→ ABOUT THIS EXERCISE:
Here, the job is to give back every entry below unchanged, omitting pictures.

Stored data entries
******
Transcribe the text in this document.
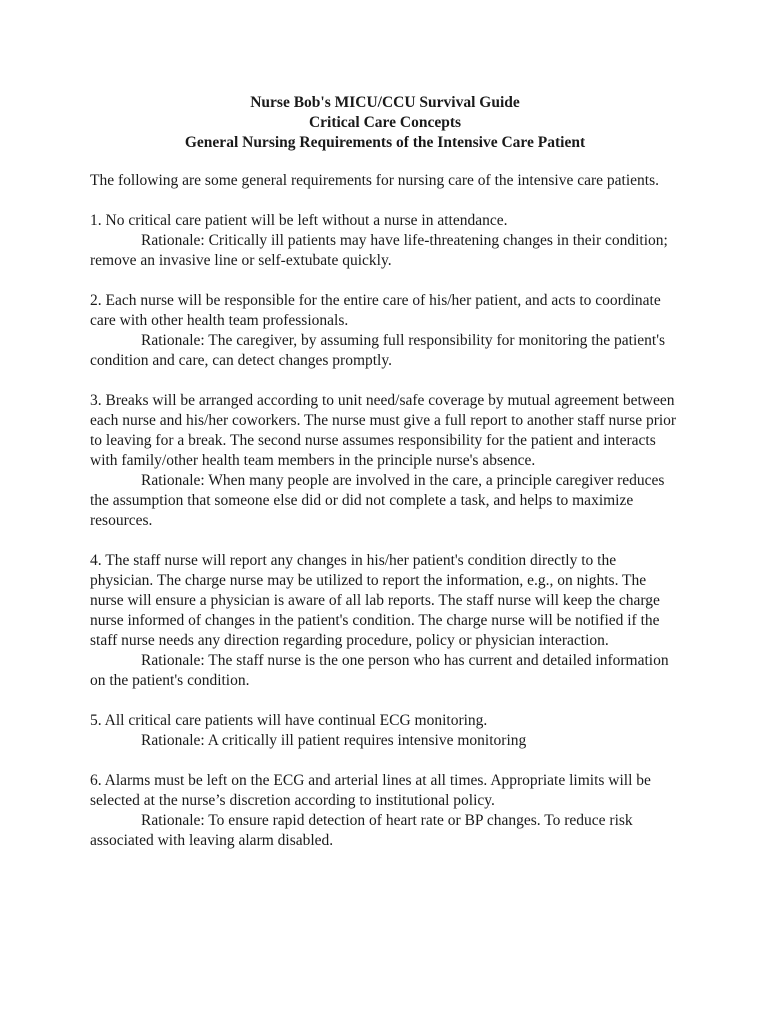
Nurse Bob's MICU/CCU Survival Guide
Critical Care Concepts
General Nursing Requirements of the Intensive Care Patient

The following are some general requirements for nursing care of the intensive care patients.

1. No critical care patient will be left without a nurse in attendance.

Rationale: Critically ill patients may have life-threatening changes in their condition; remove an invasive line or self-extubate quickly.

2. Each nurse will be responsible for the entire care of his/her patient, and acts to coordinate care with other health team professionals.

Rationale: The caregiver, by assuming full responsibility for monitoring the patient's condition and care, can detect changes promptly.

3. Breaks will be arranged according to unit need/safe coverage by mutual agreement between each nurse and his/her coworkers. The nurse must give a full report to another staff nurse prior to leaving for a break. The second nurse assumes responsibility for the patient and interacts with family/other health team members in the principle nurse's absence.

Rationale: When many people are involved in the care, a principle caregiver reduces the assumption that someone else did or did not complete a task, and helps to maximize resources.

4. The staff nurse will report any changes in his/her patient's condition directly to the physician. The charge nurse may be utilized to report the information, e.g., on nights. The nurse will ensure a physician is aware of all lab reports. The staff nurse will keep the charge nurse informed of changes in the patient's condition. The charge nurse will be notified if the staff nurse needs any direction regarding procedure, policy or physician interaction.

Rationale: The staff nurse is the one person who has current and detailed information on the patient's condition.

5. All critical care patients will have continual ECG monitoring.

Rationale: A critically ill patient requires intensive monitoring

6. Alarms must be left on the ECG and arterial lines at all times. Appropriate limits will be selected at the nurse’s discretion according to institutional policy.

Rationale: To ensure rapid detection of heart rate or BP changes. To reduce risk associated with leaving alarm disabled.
******
→ ANSWER BOX:
Transcribe the text in this document.
Nurse Bob's MICU/CCU Survival Guide
Critical Care Concepts
General Nursing Requirements of the Intensive Care Patient

The following are some general requirements for nursing care of the intensive care patients.

1. No critical care patient will be left without a nurse in attendance.

Rationale: Critically ill patients may have life-threatening changes in their condition; remove an invasive line or self-extubate quickly.

2. Each nurse will be responsible for the entire care of his/her patient, and acts to coordinate care with other health team professionals.

Rationale: The caregiver, by assuming full responsibility for monitoring the patient's condition and care, can detect changes promptly.

3. Breaks will be arranged according to unit need/safe coverage by mutual agreement between each nurse and his/her coworkers. The nurse must give a full report to another staff nurse prior to leaving for a break. The second nurse assumes responsibility for the patient and interacts with family/other health team members in the principle nurse's absence.

Rationale: When many people are involved in the care, a principle caregiver reduces the assumption that someone else did or did not complete a task, and helps to maximize resources.

4. The staff nurse will report any changes in his/her patient's condition directly to the physician. The charge nurse may be utilized to report the information, e.g., on nights. The nurse will ensure a physician is aware of all lab reports. The staff nurse will keep the charge nurse informed of changes in the patient's condition. The charge nurse will be notified if the staff nurse needs any direction regarding procedure, policy or physician interaction.

Rationale: The staff nurse is the one person who has current and detailed information on the patient's condition.

5. All critical care patients will have continual ECG monitoring.

Rationale: A critically ill patient requires intensive monitoring

6. Alarms must be left on the ECG and arterial lines at all times. Appropriate limits will be selected at the nurse’s discretion according to institutional policy.

Rationale: To ensure rapid detection of heart rate or BP changes. To reduce risk associated with leaving alarm disabled.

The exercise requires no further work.